▶ _Dataset records_
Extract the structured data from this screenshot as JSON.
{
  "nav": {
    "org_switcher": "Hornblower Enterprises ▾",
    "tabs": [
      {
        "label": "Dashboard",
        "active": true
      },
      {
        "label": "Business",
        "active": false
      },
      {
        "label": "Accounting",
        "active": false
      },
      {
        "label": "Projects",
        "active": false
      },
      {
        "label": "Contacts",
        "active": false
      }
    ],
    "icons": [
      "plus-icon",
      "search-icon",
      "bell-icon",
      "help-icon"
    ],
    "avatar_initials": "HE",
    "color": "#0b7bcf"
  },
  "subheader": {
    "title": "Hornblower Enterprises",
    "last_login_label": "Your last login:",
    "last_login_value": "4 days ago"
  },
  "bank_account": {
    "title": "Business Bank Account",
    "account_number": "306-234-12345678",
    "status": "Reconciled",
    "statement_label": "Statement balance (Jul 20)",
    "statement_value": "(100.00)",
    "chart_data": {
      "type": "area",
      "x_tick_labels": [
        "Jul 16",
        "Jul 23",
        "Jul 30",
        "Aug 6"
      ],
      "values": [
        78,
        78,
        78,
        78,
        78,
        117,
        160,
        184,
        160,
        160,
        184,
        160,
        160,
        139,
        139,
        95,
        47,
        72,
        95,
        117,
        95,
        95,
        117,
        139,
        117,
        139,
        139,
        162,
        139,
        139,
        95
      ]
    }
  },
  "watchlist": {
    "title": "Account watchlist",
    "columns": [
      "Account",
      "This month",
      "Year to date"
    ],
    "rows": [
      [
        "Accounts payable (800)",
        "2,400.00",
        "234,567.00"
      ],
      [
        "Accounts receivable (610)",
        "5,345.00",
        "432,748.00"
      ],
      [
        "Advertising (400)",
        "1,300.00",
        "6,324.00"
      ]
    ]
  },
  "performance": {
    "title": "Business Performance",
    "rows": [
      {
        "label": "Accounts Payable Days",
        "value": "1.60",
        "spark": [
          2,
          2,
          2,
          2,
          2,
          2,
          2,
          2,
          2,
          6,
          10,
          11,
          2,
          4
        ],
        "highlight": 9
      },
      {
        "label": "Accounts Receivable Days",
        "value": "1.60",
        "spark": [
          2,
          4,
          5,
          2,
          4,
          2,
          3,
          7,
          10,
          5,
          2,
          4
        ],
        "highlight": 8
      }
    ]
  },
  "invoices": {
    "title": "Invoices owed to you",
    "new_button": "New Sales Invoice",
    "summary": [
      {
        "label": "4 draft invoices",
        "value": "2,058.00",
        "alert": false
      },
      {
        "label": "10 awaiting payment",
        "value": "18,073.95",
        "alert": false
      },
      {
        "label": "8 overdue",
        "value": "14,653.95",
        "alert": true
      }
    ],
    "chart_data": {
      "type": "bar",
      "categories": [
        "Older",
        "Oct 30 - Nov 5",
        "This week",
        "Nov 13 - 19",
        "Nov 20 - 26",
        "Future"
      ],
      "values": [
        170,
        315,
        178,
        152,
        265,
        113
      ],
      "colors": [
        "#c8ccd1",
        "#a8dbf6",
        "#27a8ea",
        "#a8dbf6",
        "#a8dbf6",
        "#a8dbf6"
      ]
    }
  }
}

▶ _Exercise_
Extract each line of the material exactly as it stands.

▶ _Exercise response_
Extract the structured data from this screenshot as JSON.
{
  "nav": {
    "org_switcher": "Hornblower Enterprises ▾",
    "tabs": [
      {
        "label": "Dashboard",
        "active": true
      },
      {
        "label": "Business",
        "active": false
      },
      {
        "label": "Accounting",
        "active": false
      },
      {
        "label": "Projects",
        "active": false
      },
      {
        "label": "Contacts",
        "active": false
      }
    ],
    "icons": [
      "plus-icon",
      "search-icon",
      "bell-icon",
      "help-icon"
    ],
    "avatar_initials": "HE",
    "color": "#0b7bcf"
  },
  "subheader": {
    "title": "Hornblower Enterprises",
    "last_login_label": "Your last login:",
    "last_login_value": "4 days ago"
  },
  "bank_account": {
    "title": "Business Bank Account",
    "account_number": "306-234-12345678",
    "status": "Reconciled",
    "statement_label": "Statement balance (Jul 20)",
    "statement_value": "(100.00)",
    "chart_data": {
      "type": "area",
      "x_tick_labels": [
        "Jul 16",
        "Jul 23",
        "Jul 30",
        "Aug 6"
      ],
      "values": [
        78,
        78,
        78,
        78,
        78,
        117,
        160,
        184,
        160,
        160,
        184,
        160,
        160,
        139,
        139,
        95,
        47,
        72,
        95,
        117,
        95,
        95,
        117,
        139,
        117,
        139,
        139,
        162,
        139,
        139,
        95
      ]
    }
  },
  "watchlist": {
    "title": "Account watchlist",
    "columns": [
      "Account",
      "This month",
      "Year to date"
    ],
    "rows": [
      [
        "Accounts payable (800)",
        "2,400.00",
        "234,567.00"
      ],
      [
        "Accounts receivable (610)",
        "5,345.00",
        "432,748.00"
      ],
      [
        "Advertising (400)",
        "1,300.00",
        "6,324.00"
      ]
    ]
  },
  "performance": {
    "title": "Business Performance",
    "rows": [
      {
        "label": "Accounts Payable Days",
        "value": "1.60",
        "spark": [
          2,
          2,
          2,
          2,
          2,
          2,
          2,
          2,
          2,
          6,
          10,
          11,
          2,
          4
        ],
        "highlight": 9
      },
      {
        "label": "Accounts Receivable Days",
        "value": "1.60",
        "spark": [
          2,
          4,
          5,
          2,
          4,
          2,
          3,
          7,
          10,
          5,
          2,
          4
        ],
        "highlight": 8
      }
    ]
  },
  "invoices": {
    "title": "Invoices owed to you",
    "new_button": "New Sales Invoice",
    "summary": [
      {
        "label": "4 draft invoices",
        "value": "2,058.00",
        "alert": false
      },
      {
        "label": "10 awaiting payment",
        "value": "18,073.95",
        "alert": false
      },
      {
        "label": "8 overdue",
        "value": "14,653.95",
        "alert": true
      }
    ],
    "chart_data": {
      "type": "bar",
      "categories": [
        "Older",
        "Oct 30 - Nov 5",
        "This week",
        "Nov 13 - 19",
        "Nov 20 - 26",
        "Future"
      ],
      "values": [
        170,
        315,
        178,
        152,
        265,
        113
      ],
      "colors": [
        "#c8ccd1",
        "#a8dbf6",
        "#27a8ea",
        "#a8dbf6",
        "#a8dbf6",
        "#a8dbf6"
      ]
    }
  }
}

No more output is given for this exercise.